**What you need to do**: Copy the data below exactly.

Figure collection entries
** start **

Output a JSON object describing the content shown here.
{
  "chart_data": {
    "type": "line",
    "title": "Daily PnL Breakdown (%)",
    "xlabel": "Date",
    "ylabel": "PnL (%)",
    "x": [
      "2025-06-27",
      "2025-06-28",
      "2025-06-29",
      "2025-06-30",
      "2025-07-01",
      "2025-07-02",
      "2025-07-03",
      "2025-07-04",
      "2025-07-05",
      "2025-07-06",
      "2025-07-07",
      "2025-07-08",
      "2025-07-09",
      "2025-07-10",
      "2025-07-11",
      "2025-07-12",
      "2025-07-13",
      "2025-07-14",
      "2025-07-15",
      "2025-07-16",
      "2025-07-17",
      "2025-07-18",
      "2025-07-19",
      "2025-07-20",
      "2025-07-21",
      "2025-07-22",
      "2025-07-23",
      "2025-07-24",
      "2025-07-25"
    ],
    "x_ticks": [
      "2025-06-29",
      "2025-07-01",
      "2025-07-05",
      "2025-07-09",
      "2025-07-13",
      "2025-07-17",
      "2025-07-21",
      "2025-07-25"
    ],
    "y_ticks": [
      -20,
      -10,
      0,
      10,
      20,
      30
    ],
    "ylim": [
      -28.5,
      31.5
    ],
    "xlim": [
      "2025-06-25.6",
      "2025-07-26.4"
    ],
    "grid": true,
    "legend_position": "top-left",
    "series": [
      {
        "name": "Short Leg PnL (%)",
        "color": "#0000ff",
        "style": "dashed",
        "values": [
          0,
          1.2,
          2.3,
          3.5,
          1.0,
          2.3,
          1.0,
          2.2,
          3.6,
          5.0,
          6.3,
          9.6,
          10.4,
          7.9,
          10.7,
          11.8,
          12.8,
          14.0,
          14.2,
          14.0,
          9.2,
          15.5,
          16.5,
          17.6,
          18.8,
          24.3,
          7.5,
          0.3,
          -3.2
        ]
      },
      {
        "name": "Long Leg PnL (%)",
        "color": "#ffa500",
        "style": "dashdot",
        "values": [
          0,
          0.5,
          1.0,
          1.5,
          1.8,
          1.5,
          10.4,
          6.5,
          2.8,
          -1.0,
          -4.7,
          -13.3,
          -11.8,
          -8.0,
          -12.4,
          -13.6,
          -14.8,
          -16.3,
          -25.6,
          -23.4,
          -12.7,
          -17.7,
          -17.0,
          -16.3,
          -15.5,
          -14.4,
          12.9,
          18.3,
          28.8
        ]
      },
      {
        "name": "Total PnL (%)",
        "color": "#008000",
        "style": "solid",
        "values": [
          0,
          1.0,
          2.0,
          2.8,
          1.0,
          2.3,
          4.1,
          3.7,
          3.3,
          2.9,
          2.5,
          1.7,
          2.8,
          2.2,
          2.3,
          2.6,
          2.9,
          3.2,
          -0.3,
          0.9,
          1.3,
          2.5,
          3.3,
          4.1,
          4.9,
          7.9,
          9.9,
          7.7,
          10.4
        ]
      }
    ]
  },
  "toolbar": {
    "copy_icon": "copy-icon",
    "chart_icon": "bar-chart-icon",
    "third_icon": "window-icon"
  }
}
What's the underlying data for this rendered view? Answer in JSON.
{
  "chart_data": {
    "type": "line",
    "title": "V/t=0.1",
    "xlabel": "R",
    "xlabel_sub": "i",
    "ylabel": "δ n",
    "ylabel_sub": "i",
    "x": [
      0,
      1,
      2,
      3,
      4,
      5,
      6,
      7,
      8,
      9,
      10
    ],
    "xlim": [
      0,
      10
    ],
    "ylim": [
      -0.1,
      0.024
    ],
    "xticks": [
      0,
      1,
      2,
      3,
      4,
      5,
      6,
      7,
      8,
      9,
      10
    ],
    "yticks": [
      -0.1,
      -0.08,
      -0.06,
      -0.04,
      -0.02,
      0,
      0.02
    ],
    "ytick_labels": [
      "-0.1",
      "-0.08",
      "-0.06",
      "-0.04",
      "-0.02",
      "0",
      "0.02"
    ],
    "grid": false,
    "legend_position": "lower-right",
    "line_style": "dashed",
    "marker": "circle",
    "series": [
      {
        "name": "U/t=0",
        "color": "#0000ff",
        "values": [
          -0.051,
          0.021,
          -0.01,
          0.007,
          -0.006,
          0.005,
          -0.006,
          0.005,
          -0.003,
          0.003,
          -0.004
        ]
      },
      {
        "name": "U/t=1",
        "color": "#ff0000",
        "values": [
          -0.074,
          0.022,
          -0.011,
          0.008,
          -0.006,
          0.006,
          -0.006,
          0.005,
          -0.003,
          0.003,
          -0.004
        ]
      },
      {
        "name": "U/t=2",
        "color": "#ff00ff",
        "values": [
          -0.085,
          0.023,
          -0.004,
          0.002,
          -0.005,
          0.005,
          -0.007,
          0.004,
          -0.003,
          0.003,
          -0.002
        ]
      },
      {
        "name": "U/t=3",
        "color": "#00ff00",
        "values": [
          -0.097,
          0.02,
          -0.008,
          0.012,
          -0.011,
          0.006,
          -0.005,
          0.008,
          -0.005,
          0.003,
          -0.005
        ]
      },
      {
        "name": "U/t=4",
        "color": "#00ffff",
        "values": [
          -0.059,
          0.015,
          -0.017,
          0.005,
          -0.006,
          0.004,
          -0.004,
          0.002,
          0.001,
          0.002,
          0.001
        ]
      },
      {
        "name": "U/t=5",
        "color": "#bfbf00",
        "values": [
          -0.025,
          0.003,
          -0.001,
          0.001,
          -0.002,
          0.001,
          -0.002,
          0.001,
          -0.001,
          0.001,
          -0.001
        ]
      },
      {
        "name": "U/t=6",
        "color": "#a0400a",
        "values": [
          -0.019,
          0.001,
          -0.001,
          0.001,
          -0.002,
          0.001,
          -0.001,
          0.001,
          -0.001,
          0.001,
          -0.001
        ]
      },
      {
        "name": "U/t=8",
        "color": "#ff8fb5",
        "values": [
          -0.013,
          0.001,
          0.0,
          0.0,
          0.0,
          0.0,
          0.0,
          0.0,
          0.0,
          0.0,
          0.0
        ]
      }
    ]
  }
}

** end **

**Solution**:
Output a JSON object describing the content shown here.
{
  "chart_data": {
    "type": "line",
    "title": "Daily PnL Breakdown (%)",
    "xlabel": "Date",
    "ylabel": "PnL (%)",
    "x": [
      "2025-06-27",
      "2025-06-28",
      "2025-06-29",
      "2025-06-30",
      "2025-07-01",
      "2025-07-02",
      "2025-07-03",
      "2025-07-04",
      "2025-07-05",
      "2025-07-06",
      "2025-07-07",
      "2025-07-08",
      "2025-07-09",
      "2025-07-10",
      "2025-07-11",
      "2025-07-12",
      "2025-07-13",
      "2025-07-14",
      "2025-07-15",
      "2025-07-16",
      "2025-07-17",
      "2025-07-18",
      "2025-07-19",
      "2025-07-20",
      "2025-07-21",
      "2025-07-22",
      "2025-07-23",
      "2025-07-24",
      "2025-07-25"
    ],
    "x_ticks": [
      "2025-06-29",
      "2025-07-01",
      "2025-07-05",
      "2025-07-09",
      "2025-07-13",
      "2025-07-17",
      "2025-07-21",
      "2025-07-25"
    ],
    "y_ticks": [
      -20,
      -10,
      0,
      10,
      20,
      30
    ],
    "ylim": [
      -28.5,
      31.5
    ],
    "xlim": [
      "2025-06-25.6",
      "2025-07-26.4"
    ],
    "grid": true,
    "legend_position": "top-left",
    "series": [
      {
        "name": "Short Leg PnL (%)",
        "color": "#0000ff",
        "style": "dashed",
        "values": [
          0,
          1.2,
          2.3,
          3.5,
          1.0,
          2.3,
          1.0,
          2.2,
          3.6,
          5.0,
          6.3,
          9.6,
          10.4,
          7.9,
          10.7,
          11.8,
          12.8,
          14.0,
          14.2,
          14.0,
          9.2,
          15.5,
          16.5,
          17.6,
          18.8,
          24.3,
          7.5,
          0.3,
          -3.2
        ]
      },
      {
        "name": "Long Leg PnL (%)",
        "color": "#ffa500",
        "style": "dashdot",
        "values": [
          0,
          0.5,
          1.0,
          1.5,
          1.8,
          1.5,
          10.4,
          6.5,
          2.8,
          -1.0,
          -4.7,
          -13.3,
          -11.8,
          -8.0,
          -12.4,
          -13.6,
          -14.8,
          -16.3,
          -25.6,
          -23.4,
          -12.7,
          -17.7,
          -17.0,
          -16.3,
          -15.5,
          -14.4,
          12.9,
          18.3,
          28.8
        ]
      },
      {
        "name": "Total PnL (%)",
        "color": "#008000",
        "style": "solid",
        "values": [
          0,
          1.0,
          2.0,
          2.8,
          1.0,
          2.3,
          4.1,
          3.7,
          3.3,
          2.9,
          2.5,
          1.7,
          2.8,
          2.2,
          2.3,
          2.6,
          2.9,
          3.2,
          -0.3,
          0.9,
          1.3,
          2.5,
          3.3,
          4.1,
          4.9,
          7.9,
          9.9,
          7.7,
          10.4
        ]
      }
    ]
  },
  "toolbar": {
    "copy_icon": "copy-icon",
    "chart_icon": "bar-chart-icon",
    "third_icon": "window-icon"
  }
}
What's the underlying data for this rendered view? Answer in JSON.
{
  "chart_data": {
    "type": "line",
    "title": "V/t=0.1",
    "xlabel": "R",
    "xlabel_sub": "i",
    "ylabel": "δ n",
    "ylabel_sub": "i",
    "x": [
      0,
      1,
      2,
      3,
      4,
      5,
      6,
      7,
      8,
      9,
      10
    ],
    "xlim": [
      0,
      10
    ],
    "ylim": [
      -0.1,
      0.024
    ],
    "xticks": [
      0,
      1,
      2,
      3,
      4,
      5,
      6,
      7,
      8,
      9,
      10
    ],
    "yticks": [
      -0.1,
      -0.08,
      -0.06,
      -0.04,
      -0.02,
      0,
      0.02
    ],
    "ytick_labels": [
      "-0.1",
      "-0.08",
      "-0.06",
      "-0.04",
      "-0.02",
      "0",
      "0.02"
    ],
    "grid": false,
    "legend_position": "lower-right",
    "line_style": "dashed",
    "marker": "circle",
    "series": [
      {
        "name": "U/t=0",
        "color": "#0000ff",
        "values": [
          -0.051,
          0.021,
          -0.01,
          0.007,
          -0.006,
          0.005,
          -0.006,
          0.005,
          -0.003,
          0.003,
          -0.004
        ]
      },
      {
        "name": "U/t=1",
        "color": "#ff0000",
        "values": [
          -0.074,
          0.022,
          -0.011,
          0.008,
          -0.006,
          0.006,
          -0.006,
          0.005,
          -0.003,
          0.003,
          -0.004
        ]
      },
      {
        "name": "U/t=2",
        "color": "#ff00ff",
        "values": [
          -0.085,
          0.023,
          -0.004,
          0.002,
          -0.005,
          0.005,
          -0.007,
          0.004,
          -0.003,
          0.003,
          -0.002
        ]
      },
      {
        "name": "U/t=3",
        "color": "#00ff00",
        "values": [
          -0.097,
          0.02,
          -0.008,
          0.012,
          -0.011,
          0.006,
          -0.005,
          0.008,
          -0.005,
          0.003,
          -0.005
        ]
      },
      {
        "name": "U/t=4",
        "color": "#00ffff",
        "values": [
          -0.059,
          0.015,
          -0.017,
          0.005,
          -0.006,
          0.004,
          -0.004,
          0.002,
          0.001,
          0.002,
          0.001
        ]
      },
      {
        "name": "U/t=5",
        "color": "#bfbf00",
        "values": [
          -0.025,
          0.003,
          -0.001,
          0.001,
          -0.002,
          0.001,
          -0.002,
          0.001,
          -0.001,
          0.001,
          -0.001
        ]
      },
      {
        "name": "U/t=6",
        "color": "#a0400a",
        "values": [
          -0.019,
          0.001,
          -0.001,
          0.001,
          -0.002,
          0.001,
          -0.001,
          0.001,
          -0.001,
          0.001,
          -0.001
        ]
      },
      {
        "name": "U/t=8",
        "color": "#ff8fb5",
        "values": [
          -0.013,
          0.001,
          0.0,
          0.0,
          0.0,
          0.0,
          0.0,
          0.0,
          0.0,
          0.0,
          0.0
        ]
      }
    ]
  }
}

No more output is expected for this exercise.